• What you will do
Among the lines below, count those containing the word "document". Give the number only.
>> start Task inputs
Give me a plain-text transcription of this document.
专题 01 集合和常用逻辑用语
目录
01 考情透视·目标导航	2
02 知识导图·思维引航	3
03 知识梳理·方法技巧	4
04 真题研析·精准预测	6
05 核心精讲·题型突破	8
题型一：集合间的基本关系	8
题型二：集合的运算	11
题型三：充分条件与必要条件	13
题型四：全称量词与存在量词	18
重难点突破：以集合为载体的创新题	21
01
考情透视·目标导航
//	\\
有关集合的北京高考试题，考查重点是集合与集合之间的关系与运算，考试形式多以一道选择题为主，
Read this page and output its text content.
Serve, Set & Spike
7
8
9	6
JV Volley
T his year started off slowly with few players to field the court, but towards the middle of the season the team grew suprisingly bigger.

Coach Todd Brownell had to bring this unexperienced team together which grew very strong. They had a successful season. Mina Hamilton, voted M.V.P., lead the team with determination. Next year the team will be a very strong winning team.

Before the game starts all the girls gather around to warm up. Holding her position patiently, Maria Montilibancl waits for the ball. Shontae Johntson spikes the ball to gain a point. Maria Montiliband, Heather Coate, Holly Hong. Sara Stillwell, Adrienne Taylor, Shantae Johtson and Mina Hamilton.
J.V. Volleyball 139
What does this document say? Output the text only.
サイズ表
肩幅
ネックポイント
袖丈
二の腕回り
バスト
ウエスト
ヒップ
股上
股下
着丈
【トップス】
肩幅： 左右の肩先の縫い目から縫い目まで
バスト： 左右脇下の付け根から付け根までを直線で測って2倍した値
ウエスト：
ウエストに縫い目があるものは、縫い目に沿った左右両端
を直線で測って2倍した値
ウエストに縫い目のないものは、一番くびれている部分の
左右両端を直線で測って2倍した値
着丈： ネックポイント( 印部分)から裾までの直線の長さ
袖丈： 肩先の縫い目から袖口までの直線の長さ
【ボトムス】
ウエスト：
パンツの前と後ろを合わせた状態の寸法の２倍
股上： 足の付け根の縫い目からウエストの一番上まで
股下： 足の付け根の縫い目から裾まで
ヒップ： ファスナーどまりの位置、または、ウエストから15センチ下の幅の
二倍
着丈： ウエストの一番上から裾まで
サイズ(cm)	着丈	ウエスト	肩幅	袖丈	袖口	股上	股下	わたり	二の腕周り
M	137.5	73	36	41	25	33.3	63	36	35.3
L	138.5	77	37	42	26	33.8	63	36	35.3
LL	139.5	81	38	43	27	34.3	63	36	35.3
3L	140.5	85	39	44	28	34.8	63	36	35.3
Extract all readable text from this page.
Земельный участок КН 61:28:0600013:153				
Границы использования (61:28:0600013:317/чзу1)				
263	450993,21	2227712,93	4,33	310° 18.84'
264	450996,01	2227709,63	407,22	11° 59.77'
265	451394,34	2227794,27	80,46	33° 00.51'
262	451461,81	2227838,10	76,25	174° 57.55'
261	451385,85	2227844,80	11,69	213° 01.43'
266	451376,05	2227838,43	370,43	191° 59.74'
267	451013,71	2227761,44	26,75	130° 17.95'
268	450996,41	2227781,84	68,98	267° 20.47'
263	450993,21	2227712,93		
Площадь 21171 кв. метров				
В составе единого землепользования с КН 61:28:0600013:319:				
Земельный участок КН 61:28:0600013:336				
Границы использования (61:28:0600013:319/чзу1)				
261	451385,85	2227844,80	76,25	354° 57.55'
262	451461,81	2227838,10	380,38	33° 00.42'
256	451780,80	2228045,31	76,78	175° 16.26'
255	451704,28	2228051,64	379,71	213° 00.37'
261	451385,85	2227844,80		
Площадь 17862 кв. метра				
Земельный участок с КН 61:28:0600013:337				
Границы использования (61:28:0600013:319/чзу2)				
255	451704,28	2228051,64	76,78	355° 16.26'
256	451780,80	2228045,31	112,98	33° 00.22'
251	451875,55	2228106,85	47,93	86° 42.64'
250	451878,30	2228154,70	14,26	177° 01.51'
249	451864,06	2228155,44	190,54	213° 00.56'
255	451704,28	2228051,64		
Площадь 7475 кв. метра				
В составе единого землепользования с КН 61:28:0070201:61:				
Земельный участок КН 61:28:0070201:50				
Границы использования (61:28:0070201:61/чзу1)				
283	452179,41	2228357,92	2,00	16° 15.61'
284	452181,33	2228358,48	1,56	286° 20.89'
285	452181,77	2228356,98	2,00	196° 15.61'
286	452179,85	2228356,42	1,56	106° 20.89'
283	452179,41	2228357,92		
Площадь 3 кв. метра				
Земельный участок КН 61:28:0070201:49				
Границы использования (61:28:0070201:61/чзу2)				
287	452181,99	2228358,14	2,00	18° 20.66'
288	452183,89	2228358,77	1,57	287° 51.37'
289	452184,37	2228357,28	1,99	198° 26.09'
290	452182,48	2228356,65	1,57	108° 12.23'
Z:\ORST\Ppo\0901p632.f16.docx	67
>> end Task inputs
• Result for this exercise
2